Your objective: Copy all lines below containing "disease".

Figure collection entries
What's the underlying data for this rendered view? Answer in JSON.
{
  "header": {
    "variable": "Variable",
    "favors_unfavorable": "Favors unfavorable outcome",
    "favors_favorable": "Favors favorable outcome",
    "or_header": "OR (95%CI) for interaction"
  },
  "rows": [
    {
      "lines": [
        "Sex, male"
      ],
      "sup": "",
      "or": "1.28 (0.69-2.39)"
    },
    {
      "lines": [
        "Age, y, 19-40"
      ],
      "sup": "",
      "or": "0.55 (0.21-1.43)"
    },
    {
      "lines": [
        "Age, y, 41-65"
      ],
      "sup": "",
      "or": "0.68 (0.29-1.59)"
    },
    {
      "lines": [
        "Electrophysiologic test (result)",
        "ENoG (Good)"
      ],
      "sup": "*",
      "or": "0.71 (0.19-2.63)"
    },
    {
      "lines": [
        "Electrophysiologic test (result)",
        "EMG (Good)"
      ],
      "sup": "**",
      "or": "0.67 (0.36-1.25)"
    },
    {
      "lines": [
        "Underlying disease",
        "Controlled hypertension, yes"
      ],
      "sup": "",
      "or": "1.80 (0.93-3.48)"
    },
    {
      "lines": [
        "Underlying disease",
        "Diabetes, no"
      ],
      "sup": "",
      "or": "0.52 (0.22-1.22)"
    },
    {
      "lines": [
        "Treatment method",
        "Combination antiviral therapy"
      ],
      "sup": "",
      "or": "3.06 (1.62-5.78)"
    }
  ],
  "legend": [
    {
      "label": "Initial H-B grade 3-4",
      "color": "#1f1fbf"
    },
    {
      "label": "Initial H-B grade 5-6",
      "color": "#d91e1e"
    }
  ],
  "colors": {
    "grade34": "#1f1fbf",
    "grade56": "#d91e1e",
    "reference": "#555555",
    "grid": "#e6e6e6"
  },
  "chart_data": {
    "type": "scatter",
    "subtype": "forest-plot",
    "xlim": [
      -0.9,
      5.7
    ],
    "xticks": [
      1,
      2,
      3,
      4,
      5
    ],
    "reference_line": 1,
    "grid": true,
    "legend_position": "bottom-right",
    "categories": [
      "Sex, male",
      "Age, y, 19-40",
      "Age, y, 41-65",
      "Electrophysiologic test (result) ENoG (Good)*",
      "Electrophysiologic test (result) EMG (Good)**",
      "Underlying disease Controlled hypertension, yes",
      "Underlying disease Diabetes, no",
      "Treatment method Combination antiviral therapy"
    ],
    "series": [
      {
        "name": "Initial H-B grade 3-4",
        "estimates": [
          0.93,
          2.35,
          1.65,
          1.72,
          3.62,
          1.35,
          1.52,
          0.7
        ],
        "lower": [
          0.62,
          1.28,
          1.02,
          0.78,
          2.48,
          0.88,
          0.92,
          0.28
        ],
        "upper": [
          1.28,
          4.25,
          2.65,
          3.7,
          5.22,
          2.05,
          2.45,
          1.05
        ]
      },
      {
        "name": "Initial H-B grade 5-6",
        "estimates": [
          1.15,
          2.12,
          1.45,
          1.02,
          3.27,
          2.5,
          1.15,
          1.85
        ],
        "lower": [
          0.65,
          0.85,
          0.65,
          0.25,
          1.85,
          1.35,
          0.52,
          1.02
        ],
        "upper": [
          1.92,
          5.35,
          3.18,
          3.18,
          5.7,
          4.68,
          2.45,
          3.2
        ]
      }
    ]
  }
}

Response to this task:
        "Underlying disease",
        "Underlying disease",
      "Underlying disease Controlled hypertension, yes",
      "Underlying disease Diabetes, no",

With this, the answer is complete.